Work to be completed
Print the data exactly, leaving nothing out.

Records excerpted from a collection
━━━

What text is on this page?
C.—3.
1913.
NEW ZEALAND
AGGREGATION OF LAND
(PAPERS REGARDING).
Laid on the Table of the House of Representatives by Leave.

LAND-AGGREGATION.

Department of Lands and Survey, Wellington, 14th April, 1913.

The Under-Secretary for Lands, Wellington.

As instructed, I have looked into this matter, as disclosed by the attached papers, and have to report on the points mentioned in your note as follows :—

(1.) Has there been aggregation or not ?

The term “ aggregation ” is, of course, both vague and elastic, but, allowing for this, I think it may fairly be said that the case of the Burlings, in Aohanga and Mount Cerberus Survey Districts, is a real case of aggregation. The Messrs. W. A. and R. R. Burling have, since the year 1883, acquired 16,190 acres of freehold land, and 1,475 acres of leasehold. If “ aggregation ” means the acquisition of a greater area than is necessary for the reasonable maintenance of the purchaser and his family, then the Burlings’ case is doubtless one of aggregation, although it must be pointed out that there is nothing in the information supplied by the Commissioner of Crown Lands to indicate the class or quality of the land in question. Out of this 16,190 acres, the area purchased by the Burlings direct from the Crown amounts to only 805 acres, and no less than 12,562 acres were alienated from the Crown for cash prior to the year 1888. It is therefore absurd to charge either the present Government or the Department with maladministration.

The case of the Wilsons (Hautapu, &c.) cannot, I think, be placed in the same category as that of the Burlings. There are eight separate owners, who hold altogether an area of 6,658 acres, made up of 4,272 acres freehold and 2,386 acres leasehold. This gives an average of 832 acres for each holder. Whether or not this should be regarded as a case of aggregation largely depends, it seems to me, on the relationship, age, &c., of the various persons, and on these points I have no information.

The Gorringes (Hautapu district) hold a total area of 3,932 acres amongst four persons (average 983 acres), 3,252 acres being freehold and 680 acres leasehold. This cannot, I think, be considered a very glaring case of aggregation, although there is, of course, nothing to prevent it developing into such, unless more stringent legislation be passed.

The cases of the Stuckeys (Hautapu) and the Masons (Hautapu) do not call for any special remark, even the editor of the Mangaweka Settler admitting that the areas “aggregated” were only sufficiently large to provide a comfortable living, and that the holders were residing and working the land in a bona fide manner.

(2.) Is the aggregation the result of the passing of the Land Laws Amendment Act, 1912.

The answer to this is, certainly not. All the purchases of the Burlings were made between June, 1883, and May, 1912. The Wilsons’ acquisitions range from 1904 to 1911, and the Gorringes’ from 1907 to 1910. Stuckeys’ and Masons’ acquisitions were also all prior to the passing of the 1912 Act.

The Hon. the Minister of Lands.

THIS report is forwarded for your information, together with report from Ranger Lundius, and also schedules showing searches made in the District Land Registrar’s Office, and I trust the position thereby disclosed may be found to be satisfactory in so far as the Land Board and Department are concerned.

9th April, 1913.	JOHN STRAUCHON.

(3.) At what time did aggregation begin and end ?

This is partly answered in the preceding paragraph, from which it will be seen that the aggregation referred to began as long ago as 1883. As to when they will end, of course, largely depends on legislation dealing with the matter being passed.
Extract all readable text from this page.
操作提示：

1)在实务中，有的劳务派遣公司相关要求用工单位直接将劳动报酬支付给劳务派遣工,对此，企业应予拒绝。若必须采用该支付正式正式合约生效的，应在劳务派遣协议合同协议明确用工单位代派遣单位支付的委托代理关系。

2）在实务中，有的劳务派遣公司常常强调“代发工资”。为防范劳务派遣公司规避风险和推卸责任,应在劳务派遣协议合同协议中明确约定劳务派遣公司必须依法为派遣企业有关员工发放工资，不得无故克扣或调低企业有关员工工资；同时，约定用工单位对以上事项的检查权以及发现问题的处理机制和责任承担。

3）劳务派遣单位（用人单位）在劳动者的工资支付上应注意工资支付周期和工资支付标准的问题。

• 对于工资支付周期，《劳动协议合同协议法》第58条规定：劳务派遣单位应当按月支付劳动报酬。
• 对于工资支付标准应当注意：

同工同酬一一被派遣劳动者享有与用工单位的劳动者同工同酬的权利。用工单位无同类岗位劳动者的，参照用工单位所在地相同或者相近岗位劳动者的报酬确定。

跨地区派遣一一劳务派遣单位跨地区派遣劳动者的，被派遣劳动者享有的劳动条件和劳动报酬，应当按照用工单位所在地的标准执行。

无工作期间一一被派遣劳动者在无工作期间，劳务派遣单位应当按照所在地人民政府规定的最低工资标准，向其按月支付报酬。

━━━

Full output
What text is on this page?
C.—3.
1913.
NEW ZEALAND
AGGREGATION OF LAND
(PAPERS REGARDING).
Laid on the Table of the House of Representatives by Leave.

LAND-AGGREGATION.

Department of Lands and Survey, Wellington, 14th April, 1913.

The Under-Secretary for Lands, Wellington.

As instructed, I have looked into this matter, as disclosed by the attached papers, and have to report on the points mentioned in your note as follows :—

(1.) Has there been aggregation or not ?

The term “ aggregation ” is, of course, both vague and elastic, but, allowing for this, I think it may fairly be said that the case of the Burlings, in Aohanga and Mount Cerberus Survey Districts, is a real case of aggregation. The Messrs. W. A. and R. R. Burling have, since the year 1883, acquired 16,190 acres of freehold land, and 1,475 acres of leasehold. If “ aggregation ” means the acquisition of a greater area than is necessary for the reasonable maintenance of the purchaser and his family, then the Burlings’ case is doubtless one of aggregation, although it must be pointed out that there is nothing in the information supplied by the Commissioner of Crown Lands to indicate the class or quality of the land in question. Out of this 16,190 acres, the area purchased by the Burlings direct from the Crown amounts to only 805 acres, and no less than 12,562 acres were alienated from the Crown for cash prior to the year 1888. It is therefore absurd to charge either the present Government or the Department with maladministration.

The case of the Wilsons (Hautapu, &c.) cannot, I think, be placed in the same category as that of the Burlings. There are eight separate owners, who hold altogether an area of 6,658 acres, made up of 4,272 acres freehold and 2,386 acres leasehold. This gives an average of 832 acres for each holder. Whether or not this should be regarded as a case of aggregation largely depends, it seems to me, on the relationship, age, &c., of the various persons, and on these points I have no information.

The Gorringes (Hautapu district) hold a total area of 3,932 acres amongst four persons (average 983 acres), 3,252 acres being freehold and 680 acres leasehold. This cannot, I think, be considered a very glaring case of aggregation, although there is, of course, nothing to prevent it developing into such, unless more stringent legislation be passed.

The cases of the Stuckeys (Hautapu) and the Masons (Hautapu) do not call for any special remark, even the editor of the Mangaweka Settler admitting that the areas “aggregated” were only sufficiently large to provide a comfortable living, and that the holders were residing and working the land in a bona fide manner.

(2.) Is the aggregation the result of the passing of the Land Laws Amendment Act, 1912.

The answer to this is, certainly not. All the purchases of the Burlings were made between June, 1883, and May, 1912. The Wilsons’ acquisitions range from 1904 to 1911, and the Gorringes’ from 1907 to 1910. Stuckeys’ and Masons’ acquisitions were also all prior to the passing of the 1912 Act.

The Hon. the Minister of Lands.

THIS report is forwarded for your information, together with report from Ranger Lundius, and also schedules showing searches made in the District Land Registrar’s Office, and I trust the position thereby disclosed may be found to be satisfactory in so far as the Land Board and Department are concerned.

9th April, 1913.	JOHN STRAUCHON.

(3.) At what time did aggregation begin and end ?

This is partly answered in the preceding paragraph, from which it will be seen that the aggregation referred to began as long ago as 1883. As to when they will end, of course, largely depends on legislation dealing with the matter being passed.
Extract all readable text from this page.
操作提示：

1)在实务中，有的劳务派遣公司相关要求用工单位直接将劳动报酬支付给劳务派遣工,对此，企业应予拒绝。若必须采用该支付正式正式合约生效的，应在劳务派遣协议合同协议明确用工单位代派遣单位支付的委托代理关系。

2）在实务中，有的劳务派遣公司常常强调“代发工资”。为防范劳务派遣公司规避风险和推卸责任,应在劳务派遣协议合同协议中明确约定劳务派遣公司必须依法为派遣企业有关员工发放工资，不得无故克扣或调低企业有关员工工资；同时，约定用工单位对以上事项的检查权以及发现问题的处理机制和责任承担。

3）劳务派遣单位（用人单位）在劳动者的工资支付上应注意工资支付周期和工资支付标准的问题。

• 对于工资支付周期，《劳动协议合同协议法》第58条规定：劳务派遣单位应当按月支付劳动报酬。
• 对于工资支付标准应当注意：

同工同酬一一被派遣劳动者享有与用工单位的劳动者同工同酬的权利。用工单位无同类岗位劳动者的，参照用工单位所在地相同或者相近岗位劳动者的报酬确定。

跨地区派遣一一劳务派遣单位跨地区派遣劳动者的，被派遣劳动者享有的劳动条件和劳动报酬，应当按照用工单位所在地的标准执行。

无工作期间一一被派遣劳动者在无工作期间，劳务派遣单位应当按照所在地人民政府规定的最低工资标准，向其按月支付报酬。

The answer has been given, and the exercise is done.